» **Records excerpted from a collection**:
—————

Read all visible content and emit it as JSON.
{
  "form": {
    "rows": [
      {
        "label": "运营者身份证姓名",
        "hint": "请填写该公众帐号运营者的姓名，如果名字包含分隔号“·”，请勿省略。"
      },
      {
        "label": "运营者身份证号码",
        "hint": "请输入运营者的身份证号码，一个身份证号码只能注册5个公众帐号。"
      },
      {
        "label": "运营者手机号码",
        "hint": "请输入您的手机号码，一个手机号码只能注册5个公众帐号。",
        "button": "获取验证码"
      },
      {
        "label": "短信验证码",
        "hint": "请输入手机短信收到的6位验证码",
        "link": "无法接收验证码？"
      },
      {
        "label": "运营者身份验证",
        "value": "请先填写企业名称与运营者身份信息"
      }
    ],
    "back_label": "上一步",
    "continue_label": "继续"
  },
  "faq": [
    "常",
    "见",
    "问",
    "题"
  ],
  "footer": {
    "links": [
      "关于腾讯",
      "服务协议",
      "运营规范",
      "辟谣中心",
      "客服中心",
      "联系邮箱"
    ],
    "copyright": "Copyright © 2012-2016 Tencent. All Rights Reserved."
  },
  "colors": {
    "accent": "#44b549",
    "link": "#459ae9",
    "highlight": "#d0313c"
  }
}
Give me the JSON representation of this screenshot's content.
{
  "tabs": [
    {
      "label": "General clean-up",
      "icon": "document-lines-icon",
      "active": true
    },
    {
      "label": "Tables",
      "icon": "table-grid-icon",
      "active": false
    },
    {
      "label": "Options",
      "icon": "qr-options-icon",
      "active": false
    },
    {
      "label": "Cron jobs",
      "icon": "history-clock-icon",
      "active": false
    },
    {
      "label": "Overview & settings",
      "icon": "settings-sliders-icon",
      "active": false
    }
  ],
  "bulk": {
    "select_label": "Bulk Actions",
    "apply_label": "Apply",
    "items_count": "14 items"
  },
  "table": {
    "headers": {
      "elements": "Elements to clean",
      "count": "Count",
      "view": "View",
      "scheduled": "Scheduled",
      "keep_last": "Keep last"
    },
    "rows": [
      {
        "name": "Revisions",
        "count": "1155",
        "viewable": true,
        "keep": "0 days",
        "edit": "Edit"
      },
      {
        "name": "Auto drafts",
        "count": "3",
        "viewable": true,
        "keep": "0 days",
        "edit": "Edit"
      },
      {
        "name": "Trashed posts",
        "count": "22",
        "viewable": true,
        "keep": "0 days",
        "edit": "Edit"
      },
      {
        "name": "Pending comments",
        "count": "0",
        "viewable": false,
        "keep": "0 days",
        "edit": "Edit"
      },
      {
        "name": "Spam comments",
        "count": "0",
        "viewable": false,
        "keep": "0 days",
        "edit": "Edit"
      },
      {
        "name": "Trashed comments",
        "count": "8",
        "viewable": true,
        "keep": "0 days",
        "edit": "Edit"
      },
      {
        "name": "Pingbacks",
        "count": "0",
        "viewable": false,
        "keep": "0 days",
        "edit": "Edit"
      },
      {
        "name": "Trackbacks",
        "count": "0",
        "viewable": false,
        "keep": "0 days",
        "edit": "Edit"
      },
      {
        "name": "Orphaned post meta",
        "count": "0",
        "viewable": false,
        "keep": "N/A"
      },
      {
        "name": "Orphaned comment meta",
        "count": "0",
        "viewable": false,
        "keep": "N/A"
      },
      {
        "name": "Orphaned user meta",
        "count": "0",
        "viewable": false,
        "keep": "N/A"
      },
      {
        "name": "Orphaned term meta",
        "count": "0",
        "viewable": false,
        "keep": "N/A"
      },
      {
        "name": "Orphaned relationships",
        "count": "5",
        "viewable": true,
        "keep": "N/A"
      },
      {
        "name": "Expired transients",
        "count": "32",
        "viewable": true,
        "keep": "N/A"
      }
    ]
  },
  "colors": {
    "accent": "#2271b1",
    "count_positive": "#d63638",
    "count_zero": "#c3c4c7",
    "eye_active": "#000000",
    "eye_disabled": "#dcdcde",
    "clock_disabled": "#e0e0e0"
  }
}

—————

Find every line in the records that has the string "Orphaned", then state how many there are and nothing else.

» **Result for this exercise**:
5